Records for this task:
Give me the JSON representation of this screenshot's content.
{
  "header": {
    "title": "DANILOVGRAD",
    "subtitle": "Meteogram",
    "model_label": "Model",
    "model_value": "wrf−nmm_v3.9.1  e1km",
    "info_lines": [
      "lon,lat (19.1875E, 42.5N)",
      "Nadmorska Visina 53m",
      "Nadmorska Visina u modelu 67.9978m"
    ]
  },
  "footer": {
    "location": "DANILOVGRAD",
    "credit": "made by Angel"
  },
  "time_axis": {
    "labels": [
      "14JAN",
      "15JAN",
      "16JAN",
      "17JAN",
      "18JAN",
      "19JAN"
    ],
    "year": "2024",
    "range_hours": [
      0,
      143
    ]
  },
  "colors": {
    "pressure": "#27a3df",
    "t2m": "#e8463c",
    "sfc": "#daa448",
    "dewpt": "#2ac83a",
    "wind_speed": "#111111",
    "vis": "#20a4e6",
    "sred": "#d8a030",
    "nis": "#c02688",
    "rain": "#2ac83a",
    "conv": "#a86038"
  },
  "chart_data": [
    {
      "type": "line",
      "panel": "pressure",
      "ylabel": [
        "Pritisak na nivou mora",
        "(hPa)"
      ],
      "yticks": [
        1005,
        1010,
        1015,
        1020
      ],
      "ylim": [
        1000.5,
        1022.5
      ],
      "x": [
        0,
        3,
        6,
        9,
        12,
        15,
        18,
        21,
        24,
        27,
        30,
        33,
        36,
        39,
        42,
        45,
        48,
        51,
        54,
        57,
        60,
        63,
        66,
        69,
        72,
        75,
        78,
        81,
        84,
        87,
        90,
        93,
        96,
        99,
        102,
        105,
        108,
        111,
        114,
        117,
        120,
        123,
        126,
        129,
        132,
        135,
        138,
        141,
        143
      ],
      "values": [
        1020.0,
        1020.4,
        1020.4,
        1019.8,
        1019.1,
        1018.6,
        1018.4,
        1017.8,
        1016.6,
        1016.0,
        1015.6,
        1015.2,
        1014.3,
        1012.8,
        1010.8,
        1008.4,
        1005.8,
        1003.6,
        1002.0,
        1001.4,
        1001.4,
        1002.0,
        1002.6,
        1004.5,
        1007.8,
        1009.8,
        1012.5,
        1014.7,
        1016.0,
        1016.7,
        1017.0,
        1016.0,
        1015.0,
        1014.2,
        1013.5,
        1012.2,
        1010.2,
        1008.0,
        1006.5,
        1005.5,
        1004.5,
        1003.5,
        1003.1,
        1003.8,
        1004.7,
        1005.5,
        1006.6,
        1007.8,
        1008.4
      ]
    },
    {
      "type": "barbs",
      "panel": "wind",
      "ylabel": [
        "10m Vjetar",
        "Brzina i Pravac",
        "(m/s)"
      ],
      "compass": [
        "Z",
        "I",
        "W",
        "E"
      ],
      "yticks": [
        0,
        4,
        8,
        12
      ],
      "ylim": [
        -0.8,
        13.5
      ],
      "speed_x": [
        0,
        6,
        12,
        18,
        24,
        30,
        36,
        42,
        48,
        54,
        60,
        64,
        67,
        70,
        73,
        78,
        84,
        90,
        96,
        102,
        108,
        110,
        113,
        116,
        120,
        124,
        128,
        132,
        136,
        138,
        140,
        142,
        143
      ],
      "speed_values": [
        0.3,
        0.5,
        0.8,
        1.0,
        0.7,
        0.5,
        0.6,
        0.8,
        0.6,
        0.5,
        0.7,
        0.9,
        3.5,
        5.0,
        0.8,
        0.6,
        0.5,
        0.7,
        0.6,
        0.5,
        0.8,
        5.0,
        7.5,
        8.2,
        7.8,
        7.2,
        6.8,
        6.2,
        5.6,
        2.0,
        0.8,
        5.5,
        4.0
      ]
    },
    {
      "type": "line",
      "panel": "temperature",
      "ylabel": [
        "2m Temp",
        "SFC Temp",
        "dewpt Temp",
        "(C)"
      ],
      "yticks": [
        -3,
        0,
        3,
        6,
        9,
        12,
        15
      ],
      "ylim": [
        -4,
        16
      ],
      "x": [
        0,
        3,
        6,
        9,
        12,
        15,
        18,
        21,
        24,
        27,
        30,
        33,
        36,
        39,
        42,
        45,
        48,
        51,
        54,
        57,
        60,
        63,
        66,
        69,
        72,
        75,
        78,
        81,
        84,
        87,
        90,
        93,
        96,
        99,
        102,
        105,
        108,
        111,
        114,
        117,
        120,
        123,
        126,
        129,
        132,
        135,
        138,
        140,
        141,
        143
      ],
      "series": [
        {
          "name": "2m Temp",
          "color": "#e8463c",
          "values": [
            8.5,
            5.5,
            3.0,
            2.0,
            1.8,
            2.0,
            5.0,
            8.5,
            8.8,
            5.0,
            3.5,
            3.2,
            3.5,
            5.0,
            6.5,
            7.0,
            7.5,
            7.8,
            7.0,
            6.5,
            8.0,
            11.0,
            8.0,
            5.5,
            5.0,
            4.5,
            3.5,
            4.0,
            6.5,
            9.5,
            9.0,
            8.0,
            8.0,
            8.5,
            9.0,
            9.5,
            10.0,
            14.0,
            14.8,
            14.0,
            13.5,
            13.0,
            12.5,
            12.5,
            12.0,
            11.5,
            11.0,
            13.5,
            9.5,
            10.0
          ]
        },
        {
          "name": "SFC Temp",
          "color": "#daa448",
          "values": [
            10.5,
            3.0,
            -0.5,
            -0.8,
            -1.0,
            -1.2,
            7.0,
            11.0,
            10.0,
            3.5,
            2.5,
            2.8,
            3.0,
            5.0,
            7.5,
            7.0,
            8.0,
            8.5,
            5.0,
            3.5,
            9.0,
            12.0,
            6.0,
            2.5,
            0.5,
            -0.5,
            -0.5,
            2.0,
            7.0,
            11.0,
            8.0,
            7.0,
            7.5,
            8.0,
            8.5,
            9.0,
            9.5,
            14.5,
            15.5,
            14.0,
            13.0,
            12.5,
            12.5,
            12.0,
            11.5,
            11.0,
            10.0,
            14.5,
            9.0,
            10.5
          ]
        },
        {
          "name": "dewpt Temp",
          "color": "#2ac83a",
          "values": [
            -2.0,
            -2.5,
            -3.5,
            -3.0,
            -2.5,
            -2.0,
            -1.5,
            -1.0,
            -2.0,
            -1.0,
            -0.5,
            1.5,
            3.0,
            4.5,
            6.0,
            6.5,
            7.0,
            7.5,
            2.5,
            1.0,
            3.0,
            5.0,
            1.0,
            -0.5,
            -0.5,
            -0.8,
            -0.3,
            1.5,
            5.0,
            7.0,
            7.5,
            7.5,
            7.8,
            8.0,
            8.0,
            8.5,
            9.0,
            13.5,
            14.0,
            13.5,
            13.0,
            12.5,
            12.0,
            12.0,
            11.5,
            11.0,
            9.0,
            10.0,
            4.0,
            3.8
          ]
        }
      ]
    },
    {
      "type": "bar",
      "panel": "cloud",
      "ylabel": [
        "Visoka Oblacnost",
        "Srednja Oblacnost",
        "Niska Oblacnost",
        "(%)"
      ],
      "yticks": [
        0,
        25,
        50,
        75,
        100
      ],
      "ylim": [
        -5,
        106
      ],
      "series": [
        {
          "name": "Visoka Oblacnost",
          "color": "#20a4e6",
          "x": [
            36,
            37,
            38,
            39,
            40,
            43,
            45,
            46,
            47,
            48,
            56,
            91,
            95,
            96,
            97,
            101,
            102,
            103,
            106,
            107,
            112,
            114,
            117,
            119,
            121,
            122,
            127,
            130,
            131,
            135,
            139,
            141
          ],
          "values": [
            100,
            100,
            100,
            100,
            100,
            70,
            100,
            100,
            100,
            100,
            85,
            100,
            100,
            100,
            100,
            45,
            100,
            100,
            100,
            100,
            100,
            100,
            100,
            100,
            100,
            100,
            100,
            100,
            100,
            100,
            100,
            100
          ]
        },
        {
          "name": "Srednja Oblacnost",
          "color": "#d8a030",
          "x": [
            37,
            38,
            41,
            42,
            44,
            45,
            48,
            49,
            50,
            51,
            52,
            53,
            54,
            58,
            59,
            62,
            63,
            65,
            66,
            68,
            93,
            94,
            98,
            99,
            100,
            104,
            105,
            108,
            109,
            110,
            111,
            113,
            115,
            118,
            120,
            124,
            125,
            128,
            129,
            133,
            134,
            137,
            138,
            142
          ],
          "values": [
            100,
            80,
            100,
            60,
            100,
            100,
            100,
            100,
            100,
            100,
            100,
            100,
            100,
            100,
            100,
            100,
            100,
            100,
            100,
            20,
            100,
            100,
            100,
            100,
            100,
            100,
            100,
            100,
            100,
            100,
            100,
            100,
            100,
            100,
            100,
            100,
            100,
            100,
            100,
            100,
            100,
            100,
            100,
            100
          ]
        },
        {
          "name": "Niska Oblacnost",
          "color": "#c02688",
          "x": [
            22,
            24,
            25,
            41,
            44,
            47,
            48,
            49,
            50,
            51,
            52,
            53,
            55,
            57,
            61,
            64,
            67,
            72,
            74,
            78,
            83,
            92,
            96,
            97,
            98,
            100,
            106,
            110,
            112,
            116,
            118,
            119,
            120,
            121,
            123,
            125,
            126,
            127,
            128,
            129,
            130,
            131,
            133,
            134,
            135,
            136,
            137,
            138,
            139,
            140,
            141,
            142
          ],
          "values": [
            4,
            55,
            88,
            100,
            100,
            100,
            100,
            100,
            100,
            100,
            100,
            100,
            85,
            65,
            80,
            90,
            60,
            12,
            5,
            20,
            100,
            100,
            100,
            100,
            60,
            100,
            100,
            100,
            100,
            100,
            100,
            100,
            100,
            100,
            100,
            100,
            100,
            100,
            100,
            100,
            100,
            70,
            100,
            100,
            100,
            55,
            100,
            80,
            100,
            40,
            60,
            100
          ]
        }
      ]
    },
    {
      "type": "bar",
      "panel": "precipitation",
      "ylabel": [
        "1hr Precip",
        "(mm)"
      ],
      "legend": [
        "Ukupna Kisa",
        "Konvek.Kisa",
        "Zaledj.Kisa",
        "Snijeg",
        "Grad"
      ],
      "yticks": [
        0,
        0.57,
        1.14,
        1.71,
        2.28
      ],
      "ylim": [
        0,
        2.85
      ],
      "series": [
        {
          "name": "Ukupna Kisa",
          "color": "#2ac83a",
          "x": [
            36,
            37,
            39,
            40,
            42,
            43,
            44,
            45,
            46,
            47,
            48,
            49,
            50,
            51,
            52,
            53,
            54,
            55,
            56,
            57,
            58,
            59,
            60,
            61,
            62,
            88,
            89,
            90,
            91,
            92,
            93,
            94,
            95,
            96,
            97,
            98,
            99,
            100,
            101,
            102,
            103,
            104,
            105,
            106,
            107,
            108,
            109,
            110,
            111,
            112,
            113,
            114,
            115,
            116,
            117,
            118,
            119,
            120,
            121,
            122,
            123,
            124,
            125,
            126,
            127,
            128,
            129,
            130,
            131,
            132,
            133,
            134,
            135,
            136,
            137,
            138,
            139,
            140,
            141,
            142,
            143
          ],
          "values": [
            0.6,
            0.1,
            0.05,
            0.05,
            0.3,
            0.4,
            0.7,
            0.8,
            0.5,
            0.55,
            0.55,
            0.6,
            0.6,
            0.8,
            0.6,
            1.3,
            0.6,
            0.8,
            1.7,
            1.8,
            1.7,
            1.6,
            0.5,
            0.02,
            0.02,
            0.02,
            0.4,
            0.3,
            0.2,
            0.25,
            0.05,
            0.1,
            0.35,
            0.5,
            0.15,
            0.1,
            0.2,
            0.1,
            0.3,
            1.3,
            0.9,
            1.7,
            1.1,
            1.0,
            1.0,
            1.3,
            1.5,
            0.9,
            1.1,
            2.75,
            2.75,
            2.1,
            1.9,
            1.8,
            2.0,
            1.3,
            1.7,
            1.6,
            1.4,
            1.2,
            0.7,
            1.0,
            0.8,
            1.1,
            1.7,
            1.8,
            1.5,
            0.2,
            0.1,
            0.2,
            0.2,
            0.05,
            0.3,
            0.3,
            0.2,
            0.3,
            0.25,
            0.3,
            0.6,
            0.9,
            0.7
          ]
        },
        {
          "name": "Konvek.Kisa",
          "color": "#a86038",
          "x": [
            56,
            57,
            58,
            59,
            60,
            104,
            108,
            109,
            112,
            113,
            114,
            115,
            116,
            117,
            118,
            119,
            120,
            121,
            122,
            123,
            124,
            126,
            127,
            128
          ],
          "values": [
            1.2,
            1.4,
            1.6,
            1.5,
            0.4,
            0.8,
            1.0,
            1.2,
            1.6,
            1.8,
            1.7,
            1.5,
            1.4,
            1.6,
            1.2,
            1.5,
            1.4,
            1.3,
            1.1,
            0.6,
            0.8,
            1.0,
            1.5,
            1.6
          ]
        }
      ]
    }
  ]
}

Problem to solve: Identify which lines contain the word "Nadmorska" and copy each one.

Complete answer:
      "Nadmorska Visina 53m",
      "Nadmorska Visina u modelu 67.9978m"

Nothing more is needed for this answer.